Dataset records
>>>>>
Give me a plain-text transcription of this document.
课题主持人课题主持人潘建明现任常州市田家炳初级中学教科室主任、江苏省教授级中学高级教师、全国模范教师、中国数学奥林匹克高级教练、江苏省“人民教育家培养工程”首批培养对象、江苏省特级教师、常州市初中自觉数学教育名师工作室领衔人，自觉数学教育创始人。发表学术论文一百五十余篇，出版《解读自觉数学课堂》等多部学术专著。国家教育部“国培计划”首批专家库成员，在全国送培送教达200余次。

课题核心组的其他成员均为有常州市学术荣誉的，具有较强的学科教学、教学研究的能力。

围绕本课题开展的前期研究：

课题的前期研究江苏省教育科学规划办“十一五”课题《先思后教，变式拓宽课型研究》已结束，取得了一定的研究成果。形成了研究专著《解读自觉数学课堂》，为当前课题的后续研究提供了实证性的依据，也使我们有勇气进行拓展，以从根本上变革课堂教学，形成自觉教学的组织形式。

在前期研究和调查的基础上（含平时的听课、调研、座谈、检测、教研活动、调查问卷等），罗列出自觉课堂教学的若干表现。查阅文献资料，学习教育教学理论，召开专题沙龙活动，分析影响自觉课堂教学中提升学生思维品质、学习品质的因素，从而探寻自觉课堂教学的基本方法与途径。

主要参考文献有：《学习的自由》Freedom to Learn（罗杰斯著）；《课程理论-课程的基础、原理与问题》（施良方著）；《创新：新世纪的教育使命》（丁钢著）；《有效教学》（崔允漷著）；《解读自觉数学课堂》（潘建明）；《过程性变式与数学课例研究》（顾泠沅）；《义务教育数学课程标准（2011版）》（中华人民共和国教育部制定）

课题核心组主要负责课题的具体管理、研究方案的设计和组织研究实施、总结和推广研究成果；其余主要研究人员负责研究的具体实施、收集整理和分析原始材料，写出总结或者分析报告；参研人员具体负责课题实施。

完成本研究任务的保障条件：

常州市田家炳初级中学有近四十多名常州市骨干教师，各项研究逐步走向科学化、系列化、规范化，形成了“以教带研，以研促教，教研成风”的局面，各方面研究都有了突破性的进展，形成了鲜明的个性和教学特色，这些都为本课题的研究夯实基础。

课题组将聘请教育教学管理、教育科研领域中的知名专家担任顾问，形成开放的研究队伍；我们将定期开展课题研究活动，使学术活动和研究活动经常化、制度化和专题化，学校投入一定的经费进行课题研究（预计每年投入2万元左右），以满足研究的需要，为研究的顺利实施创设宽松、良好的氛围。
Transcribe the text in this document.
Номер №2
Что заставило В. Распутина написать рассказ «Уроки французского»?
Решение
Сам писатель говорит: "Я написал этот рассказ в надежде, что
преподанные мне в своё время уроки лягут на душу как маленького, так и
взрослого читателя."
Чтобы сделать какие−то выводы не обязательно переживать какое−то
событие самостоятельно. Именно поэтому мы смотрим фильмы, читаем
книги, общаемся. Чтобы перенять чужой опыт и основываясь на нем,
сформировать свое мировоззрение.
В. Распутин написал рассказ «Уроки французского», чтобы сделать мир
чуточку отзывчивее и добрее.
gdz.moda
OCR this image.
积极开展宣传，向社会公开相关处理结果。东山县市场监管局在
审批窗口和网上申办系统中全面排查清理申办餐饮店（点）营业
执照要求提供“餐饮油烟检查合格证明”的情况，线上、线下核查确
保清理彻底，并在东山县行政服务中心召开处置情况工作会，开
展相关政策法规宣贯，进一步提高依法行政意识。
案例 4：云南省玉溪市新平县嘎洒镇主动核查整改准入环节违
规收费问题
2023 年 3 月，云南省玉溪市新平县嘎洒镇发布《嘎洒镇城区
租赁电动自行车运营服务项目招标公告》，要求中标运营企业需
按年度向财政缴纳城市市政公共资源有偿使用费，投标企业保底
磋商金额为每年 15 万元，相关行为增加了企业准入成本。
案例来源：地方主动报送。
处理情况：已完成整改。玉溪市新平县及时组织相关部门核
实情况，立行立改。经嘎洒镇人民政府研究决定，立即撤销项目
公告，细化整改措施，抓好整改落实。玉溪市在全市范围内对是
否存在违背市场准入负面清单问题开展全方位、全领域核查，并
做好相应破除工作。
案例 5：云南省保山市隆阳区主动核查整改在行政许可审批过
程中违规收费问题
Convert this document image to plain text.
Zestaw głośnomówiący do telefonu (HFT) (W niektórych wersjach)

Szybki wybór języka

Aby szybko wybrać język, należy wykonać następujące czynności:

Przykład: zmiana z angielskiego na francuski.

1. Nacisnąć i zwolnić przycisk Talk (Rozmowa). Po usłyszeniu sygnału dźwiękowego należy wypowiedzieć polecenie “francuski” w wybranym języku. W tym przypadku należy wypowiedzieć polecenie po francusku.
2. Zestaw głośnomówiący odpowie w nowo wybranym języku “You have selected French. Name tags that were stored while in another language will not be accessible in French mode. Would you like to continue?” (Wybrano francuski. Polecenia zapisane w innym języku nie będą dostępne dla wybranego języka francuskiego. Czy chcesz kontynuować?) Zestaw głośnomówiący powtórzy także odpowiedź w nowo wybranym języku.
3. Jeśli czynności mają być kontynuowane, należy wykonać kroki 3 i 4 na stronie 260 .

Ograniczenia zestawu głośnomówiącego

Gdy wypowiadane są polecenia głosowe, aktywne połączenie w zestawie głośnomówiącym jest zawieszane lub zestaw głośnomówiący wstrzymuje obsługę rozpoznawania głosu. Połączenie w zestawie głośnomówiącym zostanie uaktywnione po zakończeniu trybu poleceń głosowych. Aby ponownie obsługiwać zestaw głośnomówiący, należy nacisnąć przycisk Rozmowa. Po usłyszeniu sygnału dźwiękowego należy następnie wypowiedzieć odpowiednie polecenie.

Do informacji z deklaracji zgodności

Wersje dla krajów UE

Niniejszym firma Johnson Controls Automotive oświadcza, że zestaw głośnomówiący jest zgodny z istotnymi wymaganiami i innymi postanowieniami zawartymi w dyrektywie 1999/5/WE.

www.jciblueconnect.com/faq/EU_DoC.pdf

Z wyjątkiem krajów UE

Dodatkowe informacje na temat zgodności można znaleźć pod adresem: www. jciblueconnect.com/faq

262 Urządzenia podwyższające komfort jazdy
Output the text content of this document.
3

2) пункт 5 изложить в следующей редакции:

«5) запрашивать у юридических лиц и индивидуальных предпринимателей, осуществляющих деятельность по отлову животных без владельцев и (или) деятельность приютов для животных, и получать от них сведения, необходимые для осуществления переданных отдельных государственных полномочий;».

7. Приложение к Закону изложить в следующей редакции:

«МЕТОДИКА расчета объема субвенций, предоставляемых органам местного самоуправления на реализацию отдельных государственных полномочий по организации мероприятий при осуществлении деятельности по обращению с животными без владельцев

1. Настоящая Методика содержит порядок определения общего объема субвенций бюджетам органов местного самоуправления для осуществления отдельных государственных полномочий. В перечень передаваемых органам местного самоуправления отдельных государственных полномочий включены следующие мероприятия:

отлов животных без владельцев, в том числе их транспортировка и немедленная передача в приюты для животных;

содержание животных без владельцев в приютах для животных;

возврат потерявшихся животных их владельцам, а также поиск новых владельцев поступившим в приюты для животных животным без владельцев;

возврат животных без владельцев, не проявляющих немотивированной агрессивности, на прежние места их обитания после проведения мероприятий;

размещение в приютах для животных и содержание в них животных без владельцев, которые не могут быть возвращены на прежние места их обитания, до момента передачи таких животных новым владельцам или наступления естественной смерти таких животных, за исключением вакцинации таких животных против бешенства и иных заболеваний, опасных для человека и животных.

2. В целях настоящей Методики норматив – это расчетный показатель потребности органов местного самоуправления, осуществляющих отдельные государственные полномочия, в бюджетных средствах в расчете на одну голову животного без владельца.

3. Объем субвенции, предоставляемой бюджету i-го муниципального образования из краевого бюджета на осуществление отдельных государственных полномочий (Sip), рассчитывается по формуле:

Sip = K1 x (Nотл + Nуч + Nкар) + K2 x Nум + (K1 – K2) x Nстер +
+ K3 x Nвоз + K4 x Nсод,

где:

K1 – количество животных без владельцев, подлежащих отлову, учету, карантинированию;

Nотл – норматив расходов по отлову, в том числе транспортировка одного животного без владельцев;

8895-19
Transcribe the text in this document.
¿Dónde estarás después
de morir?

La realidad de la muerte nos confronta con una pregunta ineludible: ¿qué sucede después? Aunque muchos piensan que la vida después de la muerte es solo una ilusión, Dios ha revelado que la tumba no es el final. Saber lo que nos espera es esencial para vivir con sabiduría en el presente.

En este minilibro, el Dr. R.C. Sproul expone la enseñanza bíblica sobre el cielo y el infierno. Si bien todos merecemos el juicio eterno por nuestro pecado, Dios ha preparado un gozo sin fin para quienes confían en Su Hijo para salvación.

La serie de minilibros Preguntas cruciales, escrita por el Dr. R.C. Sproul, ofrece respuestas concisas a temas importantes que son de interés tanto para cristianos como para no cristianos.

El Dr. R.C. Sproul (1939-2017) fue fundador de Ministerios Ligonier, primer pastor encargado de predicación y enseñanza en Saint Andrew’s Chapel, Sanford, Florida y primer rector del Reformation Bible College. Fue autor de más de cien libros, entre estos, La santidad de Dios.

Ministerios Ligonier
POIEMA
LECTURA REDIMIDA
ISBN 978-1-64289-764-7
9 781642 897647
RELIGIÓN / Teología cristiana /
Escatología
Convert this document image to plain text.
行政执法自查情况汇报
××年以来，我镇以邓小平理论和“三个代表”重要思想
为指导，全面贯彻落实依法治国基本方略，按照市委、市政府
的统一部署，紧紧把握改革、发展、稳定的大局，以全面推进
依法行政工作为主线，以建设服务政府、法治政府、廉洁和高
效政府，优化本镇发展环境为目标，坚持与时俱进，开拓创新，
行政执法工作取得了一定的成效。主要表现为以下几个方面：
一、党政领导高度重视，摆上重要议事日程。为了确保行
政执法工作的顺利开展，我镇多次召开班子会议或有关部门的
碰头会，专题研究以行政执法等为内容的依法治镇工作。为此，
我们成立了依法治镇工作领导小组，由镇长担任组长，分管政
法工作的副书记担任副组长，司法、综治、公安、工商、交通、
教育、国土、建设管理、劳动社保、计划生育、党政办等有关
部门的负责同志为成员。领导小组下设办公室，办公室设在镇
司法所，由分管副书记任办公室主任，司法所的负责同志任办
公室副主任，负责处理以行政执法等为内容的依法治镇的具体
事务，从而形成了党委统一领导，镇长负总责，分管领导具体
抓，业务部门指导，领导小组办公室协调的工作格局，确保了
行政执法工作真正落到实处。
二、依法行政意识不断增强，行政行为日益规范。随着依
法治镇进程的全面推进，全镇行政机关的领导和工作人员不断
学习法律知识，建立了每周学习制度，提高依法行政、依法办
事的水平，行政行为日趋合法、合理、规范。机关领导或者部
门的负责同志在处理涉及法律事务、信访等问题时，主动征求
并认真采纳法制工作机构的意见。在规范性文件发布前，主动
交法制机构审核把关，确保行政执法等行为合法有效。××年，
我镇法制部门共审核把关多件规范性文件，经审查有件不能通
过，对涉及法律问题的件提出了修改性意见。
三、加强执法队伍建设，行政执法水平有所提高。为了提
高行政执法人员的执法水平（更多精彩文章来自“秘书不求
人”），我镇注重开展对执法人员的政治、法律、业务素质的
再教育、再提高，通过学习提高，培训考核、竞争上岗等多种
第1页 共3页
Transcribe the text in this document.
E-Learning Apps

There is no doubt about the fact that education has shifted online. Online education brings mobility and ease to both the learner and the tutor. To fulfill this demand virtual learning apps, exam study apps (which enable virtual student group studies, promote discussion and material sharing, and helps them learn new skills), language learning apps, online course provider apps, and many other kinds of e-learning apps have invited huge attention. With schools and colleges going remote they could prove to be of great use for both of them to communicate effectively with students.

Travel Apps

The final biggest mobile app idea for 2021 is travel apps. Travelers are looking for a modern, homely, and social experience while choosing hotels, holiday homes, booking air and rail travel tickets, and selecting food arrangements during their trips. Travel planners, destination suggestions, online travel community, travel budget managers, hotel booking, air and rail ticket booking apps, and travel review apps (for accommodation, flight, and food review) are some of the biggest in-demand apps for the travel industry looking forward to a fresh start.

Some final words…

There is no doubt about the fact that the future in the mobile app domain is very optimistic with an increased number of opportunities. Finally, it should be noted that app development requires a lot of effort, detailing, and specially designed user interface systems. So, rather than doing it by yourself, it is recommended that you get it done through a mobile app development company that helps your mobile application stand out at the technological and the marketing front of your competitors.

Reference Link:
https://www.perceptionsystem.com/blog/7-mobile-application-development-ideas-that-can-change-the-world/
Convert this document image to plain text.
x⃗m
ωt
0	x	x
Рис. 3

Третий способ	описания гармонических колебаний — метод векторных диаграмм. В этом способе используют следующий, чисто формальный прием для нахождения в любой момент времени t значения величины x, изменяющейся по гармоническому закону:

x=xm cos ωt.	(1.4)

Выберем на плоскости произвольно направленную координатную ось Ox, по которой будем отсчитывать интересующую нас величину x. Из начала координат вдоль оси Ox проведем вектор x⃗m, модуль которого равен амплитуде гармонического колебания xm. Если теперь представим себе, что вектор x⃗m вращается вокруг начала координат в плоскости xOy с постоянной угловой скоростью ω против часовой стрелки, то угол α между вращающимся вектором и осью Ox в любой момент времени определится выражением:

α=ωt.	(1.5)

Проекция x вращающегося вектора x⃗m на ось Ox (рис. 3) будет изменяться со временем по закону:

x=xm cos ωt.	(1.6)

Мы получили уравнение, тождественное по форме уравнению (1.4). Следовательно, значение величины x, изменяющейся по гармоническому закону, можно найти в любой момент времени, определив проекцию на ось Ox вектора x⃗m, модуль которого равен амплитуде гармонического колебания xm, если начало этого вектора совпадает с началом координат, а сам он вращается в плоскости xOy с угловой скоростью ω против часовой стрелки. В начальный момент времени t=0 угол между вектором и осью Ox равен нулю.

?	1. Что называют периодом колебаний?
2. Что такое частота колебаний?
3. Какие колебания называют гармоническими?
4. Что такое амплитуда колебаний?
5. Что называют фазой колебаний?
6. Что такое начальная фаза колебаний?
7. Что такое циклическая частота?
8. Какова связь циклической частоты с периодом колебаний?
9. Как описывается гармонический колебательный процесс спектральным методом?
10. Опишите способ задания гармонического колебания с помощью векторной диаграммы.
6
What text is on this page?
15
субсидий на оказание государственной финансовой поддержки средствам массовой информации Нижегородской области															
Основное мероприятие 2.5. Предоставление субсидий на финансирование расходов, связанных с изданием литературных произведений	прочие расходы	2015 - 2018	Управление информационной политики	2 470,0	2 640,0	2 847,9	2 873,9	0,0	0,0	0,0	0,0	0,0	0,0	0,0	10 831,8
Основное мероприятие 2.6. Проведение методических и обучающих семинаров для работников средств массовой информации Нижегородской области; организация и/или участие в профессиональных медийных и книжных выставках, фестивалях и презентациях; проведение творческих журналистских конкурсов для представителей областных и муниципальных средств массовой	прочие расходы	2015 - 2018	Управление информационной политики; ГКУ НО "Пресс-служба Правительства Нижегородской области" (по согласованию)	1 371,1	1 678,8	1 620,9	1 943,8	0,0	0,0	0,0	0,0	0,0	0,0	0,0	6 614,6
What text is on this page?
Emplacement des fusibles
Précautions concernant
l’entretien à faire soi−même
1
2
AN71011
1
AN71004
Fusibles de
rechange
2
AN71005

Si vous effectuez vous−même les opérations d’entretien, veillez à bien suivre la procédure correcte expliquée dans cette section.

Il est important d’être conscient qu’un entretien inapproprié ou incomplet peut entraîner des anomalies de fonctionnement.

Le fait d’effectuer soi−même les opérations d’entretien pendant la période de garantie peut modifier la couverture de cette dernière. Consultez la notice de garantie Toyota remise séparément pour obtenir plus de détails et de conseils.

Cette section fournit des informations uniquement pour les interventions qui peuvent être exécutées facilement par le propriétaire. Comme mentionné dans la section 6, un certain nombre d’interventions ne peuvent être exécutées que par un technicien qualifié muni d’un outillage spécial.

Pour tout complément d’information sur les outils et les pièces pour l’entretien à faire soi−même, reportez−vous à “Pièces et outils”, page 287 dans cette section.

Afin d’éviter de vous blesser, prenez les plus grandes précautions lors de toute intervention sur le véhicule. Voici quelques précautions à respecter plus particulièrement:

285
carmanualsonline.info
<<<<<
Given exercise:
Which lines hold the word "называют"? Copy every one of them.

Problem solution:
?	1. Что называют периодом колебаний?
3. Какие колебания называют гармоническими?
5. Что называют фазой колебаний?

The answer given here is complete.